Extracted data entries:
begin

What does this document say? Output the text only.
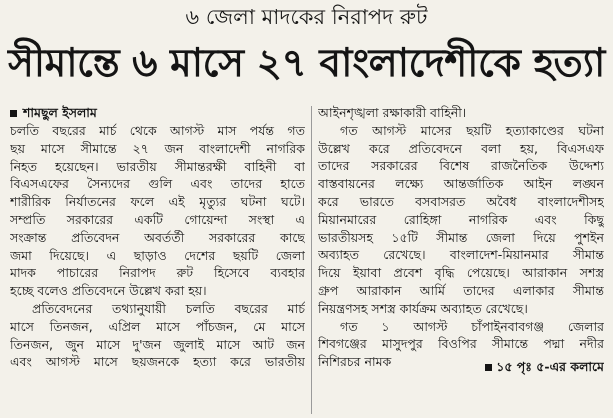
৬ জেলা মাদকের নিরাপদ রুট
সীমান্তে ৬ মাসে ২৭ বাংলাদেশীকে হত্যা
শামছুল ইসলাম
চলতি বছরের মার্চ থেকে আগস্ট মাস পর্যন্ত গত
ছয় মাসে সীমান্তে ২৭ জন বাংলাদেশী নাগরিক
নিহত হয়েছেন। ভারতীয় সীমান্তরক্ষী বাহিনী বা
বিএসএফের সৈন্যদের গুলি এবং তাদের হাতে
শারীরিক নির্যাতনের ফলে এই মৃত্যুর ঘটনা ঘটে।
সম্প্রতি সরকারের একটি গোয়েন্দা সংস্থা এ
সংক্রান্ত প্রতিবেদন অবর্তর্তী সরকারের কাছে
জমা দিয়েছে। এ ছাড়াও দেশের ছয়টি জেলা
মাদক পাচারের নিরাপদ রুট হিসেবে ব্যবহার
হচ্ছে বলেও প্রতিবেদনে উল্লেখ করা হয়।
প্রতিবেদনের তথ্যানুযায়ী চলতি বছরের মার্চ
মাসে তিনজন, এপ্রিল মাসে পাঁচজন, মে মাসে
তিনজন, জুন মাসে দু'জন জুলাই মাসে আট জন
এবং আগস্ট মাসে ছয়জনকে হত্যা করে ভারতীয়
আইনশৃঙ্খলা রক্ষাকারী বাহিনী।
গত আগস্ট মাসের ছয়টি হত্যাকাণ্ডের ঘটনা
উল্লেখ করে প্রতিবেদনে বলা হয়, বিএসএফ
তাদের সরকারের বিশেষ রাজনৈতিক উদ্দেশ্য
বাস্তবায়নের লক্ষ্যে আন্তর্জাতিক আইন লঙ্ঘন
করে ভারতে বসবাসরত অবৈধ বাংলাদেশীসহ
মিয়ানমারের রোহিঙ্গা নাগরিক এবং কিছু
ভারতীয়সহ ১৫টি সীমান্ত জেলা দিয়ে পুশইন
অব্যাহত রেখেছে। বাংলাদেশ-মিয়ানমার সীমান্ত
দিয়ে ইয়াবা প্রবেশ বৃদ্ধি পেয়েছে। আরাকান সশস্ত্র
গ্রুপ আরাকান আর্মি তাদের এলাকার সীমান্ত
নিয়ন্ত্রণসহ সশস্ত্র কার্যক্রম অব্যাহত রেখেছে।
গত ১ আগস্ট চাঁপাইনবাবগঞ্জ জেলার
শিবগঞ্জের মাসুদপুর বিওপির সীমান্তে পদ্মা নদীর
নিশিরচর নামক	১৫ পৃঃ ৫-এর কলামে
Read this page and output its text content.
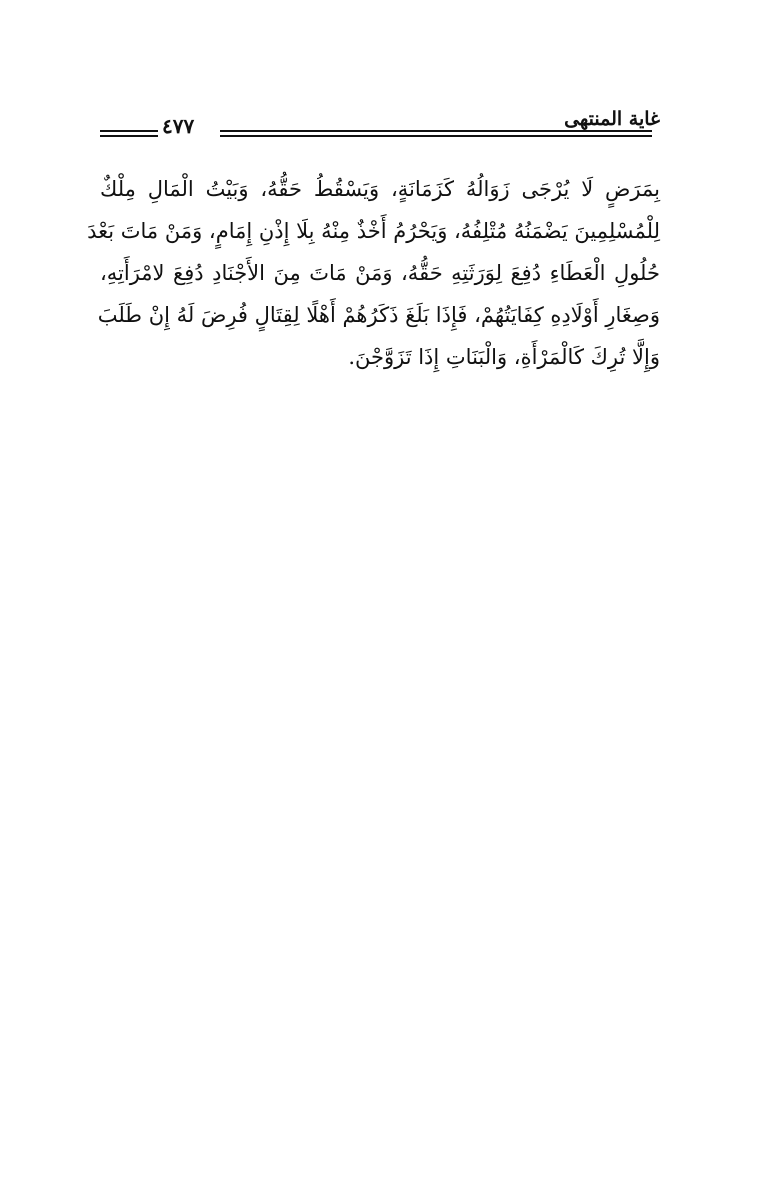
غاية المنتهى
٤٧٧
بِمَرَضٍ لَا يُرْجَى زَوَالُهُ كَزَمَانَةٍ، وَيَسْقُطُ حَقُّهُ، وَبَيْتُ الْمَالِ مِلْكٌ
لِلْمُسْلِمِينَ يَضْمَنُهُ مُتْلِفُهُ، وَيَحْرُمُ أَخْذٌ مِنْهُ بِلَا إِذْنِ إِمَامٍ، وَمَنْ مَاتَ بَعْدَ
حُلُولِ الْعَطَاءِ دُفِعَ لِوَرَثَتِهِ حَقُّهُ، وَمَنْ مَاتَ مِنَ الأَجْنَادِ دُفِعَ لامْرَأَتِهِ،
وَصِغَارِ أَوْلَادِهِ كِفَايَتُهُمْ، فَإِذَا بَلَغَ ذَكَرُهُمْ أَهْلًا لِقِتَالٍ فُرِضَ لَهُ إِنْ طَلَبَ
وَإِلَّا تُرِكَ كَالْمَرْأَةِ، وَالْبَنَاتِ إِذَا تَزَوَّجْنَ.
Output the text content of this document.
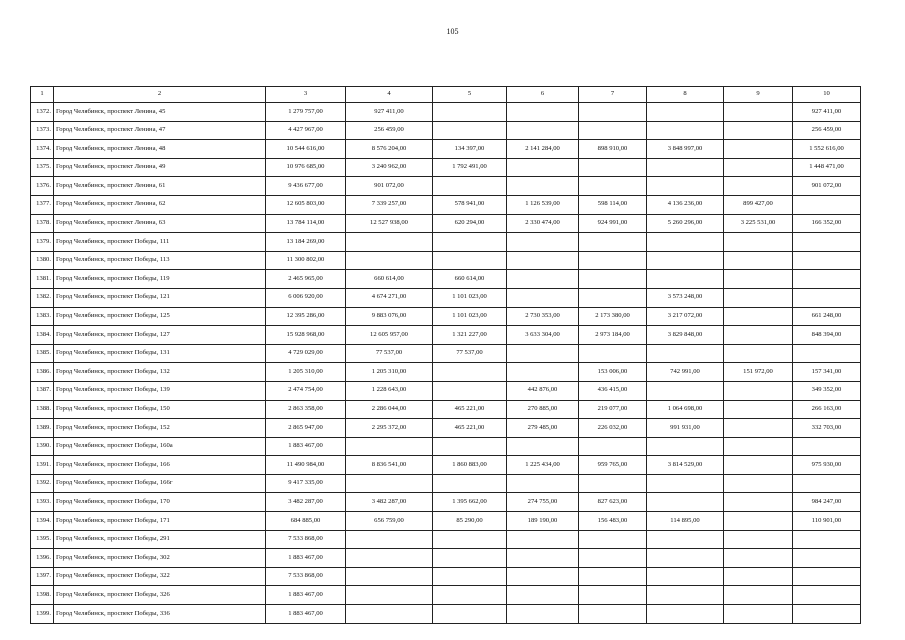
105
1	2	3	4	5	6	7	8	9	10
1372.	Город Челябинск, проспект Ленина, 45	1 279 757,00	927 411,00						927 411,00
1373.	Город Челябинск, проспект Ленина, 47	4 427 967,00	256 459,00						256 459,00
1374.	Город Челябинск, проспект Ленина, 48	10 544 616,00	8 576 204,00	134 397,00	2 141 284,00	898 910,00	3 848 997,00		1 552 616,00
1375.	Город Челябинск, проспект Ленина, 49	10 976 685,00	3 240 962,00	1 792 491,00					1 448 471,00
1376.	Город Челябинск, проспект Ленина, 61	9 436 677,00	901 072,00						901 072,00
1377.	Город Челябинск, проспект Ленина, 62	12 605 803,00	7 339 257,00	578 941,00	1 126 539,00	598 114,00	4 136 236,00	899 427,00	
1378.	Город Челябинск, проспект Ленина, 63	13 784 114,00	12 527 938,00	620 294,00	2 330 474,00	924 991,00	5 260 296,00	3 225 531,00	166 352,00
1379.	Город Челябинск, проспект Победы, 111	13 184 269,00							
1380.	Город Челябинск, проспект Победы, 113	11 300 802,00							
1381.	Город Челябинск, проспект Победы, 119	2 465 965,00	660 614,00	660 614,00					
1382.	Город Челябинск, проспект Победы, 121	6 006 920,00	4 674 271,00	1 101 023,00			3 573 248,00		
1383.	Город Челябинск, проспект Победы, 125	12 395 286,00	9 883 076,00	1 101 023,00	2 730 353,00	2 173 380,00	3 217 072,00		661 248,00
1384.	Город Челябинск, проспект Победы, 127	15 928 968,00	12 605 957,00	1 321 227,00	3 633 304,00	2 973 184,00	3 829 848,00		848 394,00
1385.	Город Челябинск, проспект Победы, 131	4 729 029,00	77 537,00	77 537,00					
1386.	Город Челябинск, проспект Победы, 132	1 205 310,00	1 205 310,00			153 006,00	742 991,00	151 972,00	157 341,00
1387.	Город Челябинск, проспект Победы, 139	2 474 754,00	1 228 643,00		442 876,00	436 415,00			349 352,00
1388.	Город Челябинск, проспект Победы, 150	2 863 358,00	2 286 044,00	465 221,00	270 885,00	219 077,00	1 064 698,00		266 163,00
1389.	Город Челябинск, проспект Победы, 152	2 865 947,00	2 295 372,00	465 221,00	279 485,00	226 032,00	991 931,00		332 703,00
1390.	Город Челябинск, проспект Победы, 160а	1 883 467,00							
1391.	Город Челябинск, проспект Победы, 166	11 490 984,00	8 836 541,00	1 860 883,00	1 225 434,00	959 765,00	3 814 529,00		975 930,00
1392.	Город Челябинск, проспект Победы, 166г	9 417 335,00							
1393.	Город Челябинск, проспект Победы, 170	3 482 287,00	3 482 287,00	1 395 662,00	274 755,00	827 623,00			984 247,00
1394.	Город Челябинск, проспект Победы, 171	684 885,00	656 759,00	85 290,00	189 190,00	156 483,00	114 895,00		110 901,00
1395.	Город Челябинск, проспект Победы, 291	7 533 868,00							
1396.	Город Челябинск, проспект Победы, 302	1 883 467,00							
1397.	Город Челябинск, проспект Победы, 322	7 533 868,00							
1398.	Город Челябинск, проспект Победы, 326	1 883 467,00							
1399.	Город Челябинск, проспект Победы, 336	1 883 467,00							
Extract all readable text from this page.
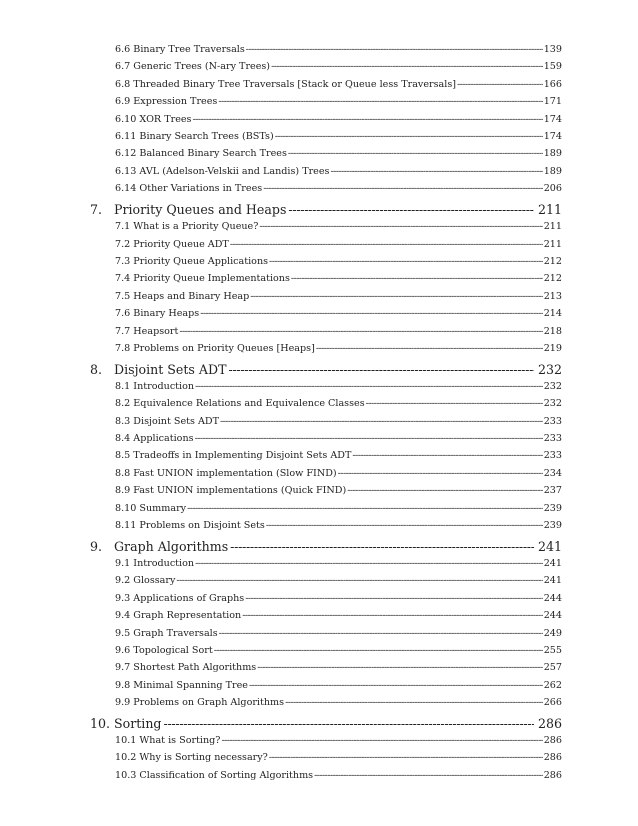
6.6 Binary Tree Traversals -----	139
6.7 Generic Trees (N-ary Trees) -----	159
6.8 Threaded Binary Tree Traversals [Stack or Queue less Traversals] -----	166
6.9 Expression Trees -----	171
6.10 XOR Trees -----	174
6.11 Binary Search Trees (BSTs) -----	174
6.12 Balanced Binary Search Trees -----	189
6.13 AVL (Adelson-Velskii and Landis) Trees -----	189
6.14 Other Variations in Trees -----	206
7. Priority Queues and Heaps -----	211
7.1 What is a Priority Queue? -----	211
7.2 Priority Queue ADT -----	211
7.3 Priority Queue Applications -----	212
7.4 Priority Queue Implementations -----	212
7.5 Heaps and Binary Heap -----	213
7.6 Binary Heaps -----	214
7.7 Heapsort -----	218
7.8 Problems on Priority Queues [Heaps] -----	219
8. Disjoint Sets ADT -----	232
8.1 Introduction -----	232
8.2 Equivalence Relations and Equivalence Classes -----	232
8.3 Disjoint Sets ADT -----	233
8.4 Applications -----	233
8.5 Tradeoffs in Implementing Disjoint Sets ADT -----	233
8.8 Fast UNION implementation (Slow FIND) -----	234
8.9 Fast UNION implementations (Quick FIND) -----	237
8.10 Summary -----	239
8.11 Problems on Disjoint Sets -----	239
9. Graph Algorithms -----	241
9.1 Introduction -----	241
9.2 Glossary -----	241
9.3 Applications of Graphs -----	244
9.4 Graph Representation -----	244
9.5 Graph Traversals -----	249
9.6 Topological Sort -----	255
9.7 Shortest Path Algorithms -----	257
9.8 Minimal Spanning Tree -----	262
9.9 Problems on Graph Algorithms -----	266
10. Sorting -----	286
10.1 What is Sorting? -----	286
10.2 Why is Sorting necessary? -----	286
10.3 Classification of Sorting Algorithms -----	286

end

Look through the entries and work out how many lines have the word "Disjoint" in them; reply with that number only.

4